练习任务
请将下面的全部记录逐行原样照录一遍，不改动任何字符。

[数据集节选]
........

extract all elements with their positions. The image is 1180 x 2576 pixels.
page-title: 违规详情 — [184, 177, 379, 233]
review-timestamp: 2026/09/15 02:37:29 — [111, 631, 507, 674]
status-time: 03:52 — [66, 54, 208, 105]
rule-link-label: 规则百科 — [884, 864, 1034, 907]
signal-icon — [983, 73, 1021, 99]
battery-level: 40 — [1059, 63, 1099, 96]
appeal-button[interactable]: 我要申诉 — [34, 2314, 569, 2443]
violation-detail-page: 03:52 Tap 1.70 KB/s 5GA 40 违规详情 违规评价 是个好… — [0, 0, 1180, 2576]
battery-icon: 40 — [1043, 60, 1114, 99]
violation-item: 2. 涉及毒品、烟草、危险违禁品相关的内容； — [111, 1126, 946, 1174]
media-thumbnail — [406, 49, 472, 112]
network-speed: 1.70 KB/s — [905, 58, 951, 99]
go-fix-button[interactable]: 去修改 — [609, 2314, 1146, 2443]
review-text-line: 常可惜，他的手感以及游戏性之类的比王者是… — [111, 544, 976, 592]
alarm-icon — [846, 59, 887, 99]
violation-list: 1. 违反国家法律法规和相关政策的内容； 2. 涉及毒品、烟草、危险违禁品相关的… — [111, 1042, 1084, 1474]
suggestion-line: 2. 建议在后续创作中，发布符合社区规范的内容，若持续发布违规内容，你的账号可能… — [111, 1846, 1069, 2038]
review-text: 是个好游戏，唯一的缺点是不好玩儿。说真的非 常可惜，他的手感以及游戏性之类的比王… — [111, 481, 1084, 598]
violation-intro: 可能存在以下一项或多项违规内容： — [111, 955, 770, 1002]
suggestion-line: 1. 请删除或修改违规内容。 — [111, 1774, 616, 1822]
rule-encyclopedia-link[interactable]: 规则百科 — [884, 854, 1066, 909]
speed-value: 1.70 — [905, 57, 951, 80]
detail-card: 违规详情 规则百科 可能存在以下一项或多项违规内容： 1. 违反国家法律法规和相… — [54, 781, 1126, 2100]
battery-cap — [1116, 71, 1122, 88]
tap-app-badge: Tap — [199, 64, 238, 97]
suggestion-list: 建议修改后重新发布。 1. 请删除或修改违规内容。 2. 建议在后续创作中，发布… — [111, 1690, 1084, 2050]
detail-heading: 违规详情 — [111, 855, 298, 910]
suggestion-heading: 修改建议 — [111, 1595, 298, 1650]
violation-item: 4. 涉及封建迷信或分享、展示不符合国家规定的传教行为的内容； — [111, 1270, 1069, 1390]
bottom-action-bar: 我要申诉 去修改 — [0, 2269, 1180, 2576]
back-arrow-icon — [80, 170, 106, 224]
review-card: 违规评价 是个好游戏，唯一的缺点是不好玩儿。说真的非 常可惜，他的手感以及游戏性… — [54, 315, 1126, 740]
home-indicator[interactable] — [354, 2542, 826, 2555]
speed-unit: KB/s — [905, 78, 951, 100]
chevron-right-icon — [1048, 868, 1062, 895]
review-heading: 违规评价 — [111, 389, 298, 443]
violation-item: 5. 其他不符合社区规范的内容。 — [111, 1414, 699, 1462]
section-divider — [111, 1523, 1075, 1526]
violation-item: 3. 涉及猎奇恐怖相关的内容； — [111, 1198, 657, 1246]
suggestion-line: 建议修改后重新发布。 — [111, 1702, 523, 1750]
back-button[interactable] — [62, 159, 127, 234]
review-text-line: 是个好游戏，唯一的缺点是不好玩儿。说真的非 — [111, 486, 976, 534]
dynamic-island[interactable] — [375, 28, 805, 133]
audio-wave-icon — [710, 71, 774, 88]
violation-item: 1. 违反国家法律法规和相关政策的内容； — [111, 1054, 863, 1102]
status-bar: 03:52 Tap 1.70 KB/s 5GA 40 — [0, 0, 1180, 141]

........

参考答案
extract all elements with their positions. The image is 1180 x 2576 pixels.
page-title: 违规详情 — [184, 177, 379, 233]
review-timestamp: 2026/09/15 02:37:29 — [111, 631, 507, 674]
status-time: 03:52 — [66, 54, 208, 105]
rule-link-label: 规则百科 — [884, 864, 1034, 907]
signal-icon — [983, 73, 1021, 99]
battery-level: 40 — [1059, 63, 1099, 96]
appeal-button[interactable]: 我要申诉 — [34, 2314, 569, 2443]
violation-detail-page: 03:52 Tap 1.70 KB/s 5GA 40 违规详情 违规评价 是个好… — [0, 0, 1180, 2576]
battery-icon: 40 — [1043, 60, 1114, 99]
violation-item: 2. 涉及毒品、烟草、危险违禁品相关的内容； — [111, 1126, 946, 1174]
media-thumbnail — [406, 49, 472, 112]
network-speed: 1.70 KB/s — [905, 58, 951, 99]
go-fix-button[interactable]: 去修改 — [609, 2314, 1146, 2443]
review-text-line: 常可惜，他的手感以及游戏性之类的比王者是… — [111, 544, 976, 592]
alarm-icon — [846, 59, 887, 99]
violation-list: 1. 违反国家法律法规和相关政策的内容； 2. 涉及毒品、烟草、危险违禁品相关的… — [111, 1042, 1084, 1474]
suggestion-line: 2. 建议在后续创作中，发布符合社区规范的内容，若持续发布违规内容，你的账号可能… — [111, 1846, 1069, 2038]
review-text: 是个好游戏，唯一的缺点是不好玩儿。说真的非 常可惜，他的手感以及游戏性之类的比王… — [111, 481, 1084, 598]
violation-intro: 可能存在以下一项或多项违规内容： — [111, 955, 770, 1002]
suggestion-line: 1. 请删除或修改违规内容。 — [111, 1774, 616, 1822]
rule-encyclopedia-link[interactable]: 规则百科 — [884, 854, 1066, 909]
speed-value: 1.70 — [905, 57, 951, 80]
detail-card: 违规详情 规则百科 可能存在以下一项或多项违规内容： 1. 违反国家法律法规和相… — [54, 781, 1126, 2100]
battery-cap — [1116, 71, 1122, 88]
tap-app-badge: Tap — [199, 64, 238, 97]
suggestion-list: 建议修改后重新发布。 1. 请删除或修改违规内容。 2. 建议在后续创作中，发布… — [111, 1690, 1084, 2050]
detail-heading: 违规详情 — [111, 855, 298, 910]
suggestion-heading: 修改建议 — [111, 1595, 298, 1650]
violation-item: 4. 涉及封建迷信或分享、展示不符合国家规定的传教行为的内容； — [111, 1270, 1069, 1390]
bottom-action-bar: 我要申诉 去修改 — [0, 2269, 1180, 2576]
back-arrow-icon — [80, 170, 106, 224]
review-card: 违规评价 是个好游戏，唯一的缺点是不好玩儿。说真的非 常可惜，他的手感以及游戏性… — [54, 315, 1126, 740]
home-indicator[interactable] — [354, 2542, 826, 2555]
speed-unit: KB/s — [905, 78, 951, 100]
chevron-right-icon — [1048, 868, 1062, 895]
review-heading: 违规评价 — [111, 389, 298, 443]
violation-item: 5. 其他不符合社区规范的内容。 — [111, 1414, 699, 1462]
section-divider — [111, 1523, 1075, 1526]
violation-item: 3. 涉及猎奇恐怖相关的内容； — [111, 1198, 657, 1246]
suggestion-line: 建议修改后重新发布。 — [111, 1702, 523, 1750]
back-button[interactable] — [62, 159, 127, 234]
review-text-line: 是个好游戏，唯一的缺点是不好玩儿。说真的非 — [111, 486, 976, 534]
dynamic-island[interactable] — [375, 28, 805, 133]
audio-wave-icon — [710, 71, 774, 88]
violation-item: 1. 违反国家法律法规和相关政策的内容； — [111, 1054, 863, 1102]
status-bar: 03:52 Tap 1.70 KB/s 5GA 40 — [0, 0, 1180, 141]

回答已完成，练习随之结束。